Extract provided:
Not a miracle recovery, but a miracle of modern medicine

In 2013 I fell into a six-week coma and nearly died after I contracted legionella. The Legionnaire's disease was in turn triggered by immunosuppression caused by the prednisone I was taking for my rare autoimmune disease, dermatomyositis.

I suffered a series of strokes on both sides of my brain when the sepsis caused my blood pressure to plummet. I fell into a deep coma. My kidneys and lungs began to fail, as my body was began dying one organ at a time. My doctors told my loved ones to give up hope for my full recovery. They expected me to die, and even if I somehow lived, I would remain a vegetable or at best left so hopelessly brain-damaged that I would never be same. But unbeknownst to them, while they were shining lights in my eyes and shaking their heads, I was telling them in my coma-dream--my secular version of a near-death experience--to leave me alone because I was trying to get back to sleep. I was experiencing what is known as covert cognition, the subject of my Skeptical Inquirer article "Covert Cognition: My So-Called Near-Death Experience," which appeared in their July/August issue.

But it wasn't a miracle--despite what so many continue to believe--that I recovered so fully. I owe my life not to God, but the miracles of modern medicine, as well as the nature of the watershed-area brain damage I suffered, as I detailed in my article and in this blog.

Given data:
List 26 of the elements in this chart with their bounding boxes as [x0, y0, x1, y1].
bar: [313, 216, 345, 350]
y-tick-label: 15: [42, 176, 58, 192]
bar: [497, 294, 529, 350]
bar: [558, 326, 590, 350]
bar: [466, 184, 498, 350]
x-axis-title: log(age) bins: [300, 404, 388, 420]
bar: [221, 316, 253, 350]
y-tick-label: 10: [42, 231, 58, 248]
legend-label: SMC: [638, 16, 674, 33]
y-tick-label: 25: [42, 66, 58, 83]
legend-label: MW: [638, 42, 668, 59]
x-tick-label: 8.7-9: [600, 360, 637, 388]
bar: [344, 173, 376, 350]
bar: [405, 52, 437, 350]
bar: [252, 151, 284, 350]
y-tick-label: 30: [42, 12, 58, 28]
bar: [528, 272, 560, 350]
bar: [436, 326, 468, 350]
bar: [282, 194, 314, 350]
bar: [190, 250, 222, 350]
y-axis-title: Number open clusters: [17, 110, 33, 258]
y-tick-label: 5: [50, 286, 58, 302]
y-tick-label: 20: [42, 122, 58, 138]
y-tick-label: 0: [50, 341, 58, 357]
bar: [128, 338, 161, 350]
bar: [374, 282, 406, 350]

Task to carry out:
In the account of the coma, which magazine published the article "Covert Cognition: My So-Called Near-Death Experience," and in which issue?

Answer box:
Skeptical Inquirer, in its July/August issue.